Source document —
---+---
2. The Story Has Its Roots in Pershing’s Tenure as Governor of the Philippines’ Moro Province After the Philippine-American War
The story has its roots in Pershing’s tenure as the Governor of the Moro Province in the Philippines, as Snopes explains. After the Spanish-American War in 1898, the U.S. took control of the Philippines until its independence in 1946. Between 1898 and 1945, the American military fought off independence movements. The Philippine-American War lasted from 1899 to 1902.
But while that war was over, the military continued fighting the Moro Rebellion until 1913. “Moro” is a term describing the ethnic Muslims who lived in the Moro Province. Pershing was the Governor of the province from 1909 to 1913.
Snopes points out that there is no evidence that Pershing specifically did what Trump said he did in Pershing biographies. There is an incident when Pershing’s order to ban firearms was ignored. This led to the Second Battle of Bud Dajo in 1911. Pershing wanted to avoid a repeat of the First Battle of Bud Dajo in 1906, which was a disaster. Almost 1,000 Moro people died and it became known as the “Bud Dajo Massacre.”
Pershing kept casualties in the battle limited. Twelve Moro fighters died in the Second Battle of Bud Dajo. However, the rebellion continued until 1913.
3. Pershing Wanted to Avoid Inspiring Religious Fanaticism, but There’s Evidence That 1 American Commander Threatened to Bury Muslims With a Pig
Pershing also wanted to avoid inspiring religious fanaticism. He had avoided turning the Second Battle of Bud Dajo into a massacre by negotiating with those assembled after his forces cut off their supply. He wrote that the Moro who had assembled to fight “were chagrined and disappointed in that they were not encouraged to die the death of Mohammedan fanatics.”
During World War I, Pershing was made Commander of the American Expeditionary Force. After the war, he was made General of the Armies of the United States, the highest possible rank in the U.S. military. The position was created just for him. Pershing died in July 1948 and is buried at Arlington National Cemetery.
Politifact notes that a Pershing memoir titled My Life Before The World War, 1860-1917 includes a story of Col. Frank West. Pershing wrote that West had Muslim insurgents “publicly buried in the same grave with a dead pig. It was not pleasant to have to take such measures, but the prospect of going to hell instead of heaven sometimes deterred the would-be assassins.”
---+---
Material provided —
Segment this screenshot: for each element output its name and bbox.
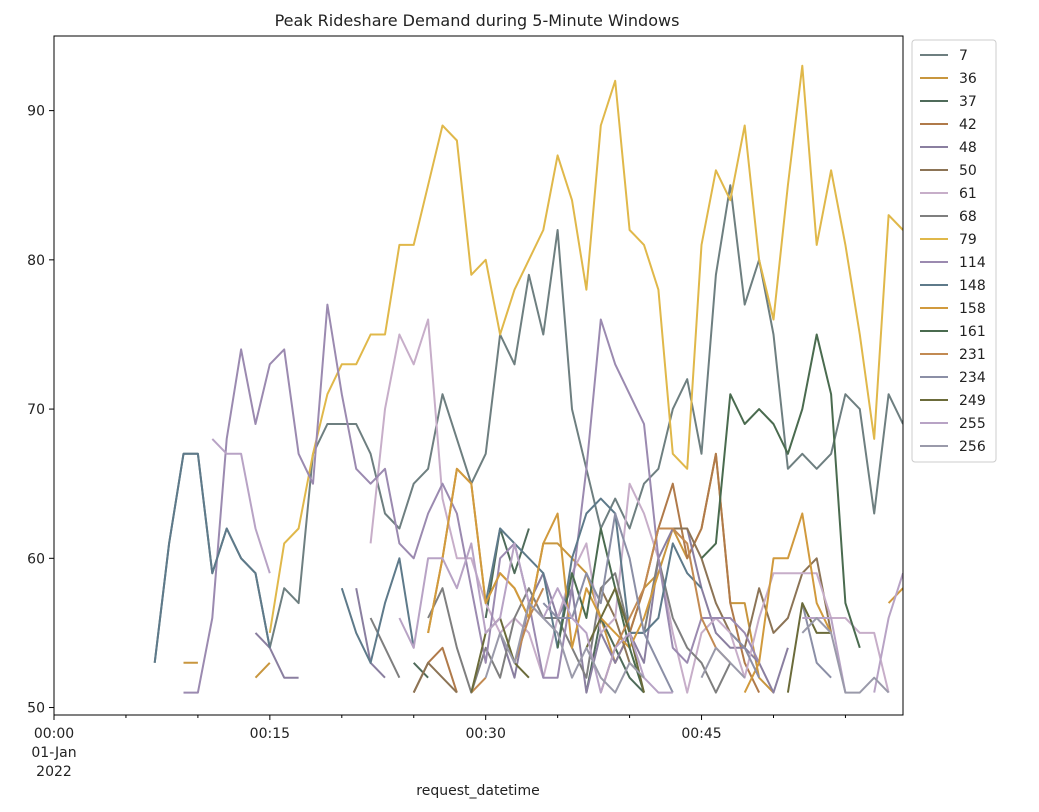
---+---
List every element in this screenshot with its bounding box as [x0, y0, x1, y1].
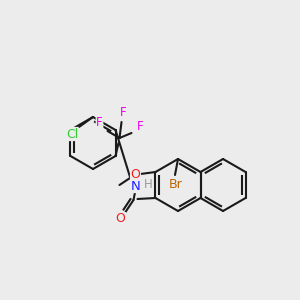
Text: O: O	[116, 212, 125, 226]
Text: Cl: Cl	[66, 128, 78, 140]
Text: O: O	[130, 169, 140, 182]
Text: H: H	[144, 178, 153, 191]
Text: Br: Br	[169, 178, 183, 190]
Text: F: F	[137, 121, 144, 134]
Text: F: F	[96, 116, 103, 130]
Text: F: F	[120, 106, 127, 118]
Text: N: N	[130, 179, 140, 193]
---+---
Exercises to complete —
- 1) Translate this sentence from the passage on Pershing and the Moro Province into Spanish: "Pershing was the Governor of the province from 1909 to 1913."
- 2) Please resume the passage on Pershing and the Moro Province, writing on from its final sentence.

Expected outputs —
- 1) Pershing fue el gobernador de la provincia de 1909 a 1913.

- 2)
The editor of the new edition of My Life Before The War, John T. Greenwood, added that Maj. Gen. J. Franklin Bell wrote to Pershing that he thought it was a “good plan, for if anything will discourage the (insurgents) it is the prospect of going to hell instead of to heaven.” Bell also wrote that he endorsed the custom “to discourage crazy fanatics.”
The letters prove that the U.S. military did use pigs to threaten Muslim insurgents in the Philippines, but it doesn’t make Trump’s story true. There’s no evidence that Pershing oversaw this use of pigs. It also fails to prove his point that these practices dissuaded violence from Muslims for over a quarter-century.
“Where Trump’s remark becomes ridiculous is in the idea that this actually worked,” David J. Silbey, Cornell University historian, told Politifact. “The Moro War did not end until 1913, and even that’s a bit of a soft date, with violence continuing for quite a while afterward. Defilement by pig’s blood isn’t — and wasn’t — some magical method of ending terrorism.”
4. A Chicago Newspaper Report From 1927 Claimed Pershing Did Use Pig’s Blood, but Didn’t Shoot Blood-Dipped Bullets at Muslims
Author William Lambers wrote in February 2016 that there was a story about Pershing using pig’s blood, but it was published in a Chicago paper 14 years after Pershing left the Philippines. The story didn’t even involve Pershing firing blood-dipped bullets at the Moro rebels.
Lambers writes that the Chicago Daily Tribune reported in 1927 that Pershing sprinkled pig’s blood on Moro prisoners who thought it would condemn them for eternity. However, he didn’t kill them. He let them go with a warning that others would be sprinkled with pig’s blood as well. “Those drops of porcine gore proved more powerful than bullets,” the Tribune story read.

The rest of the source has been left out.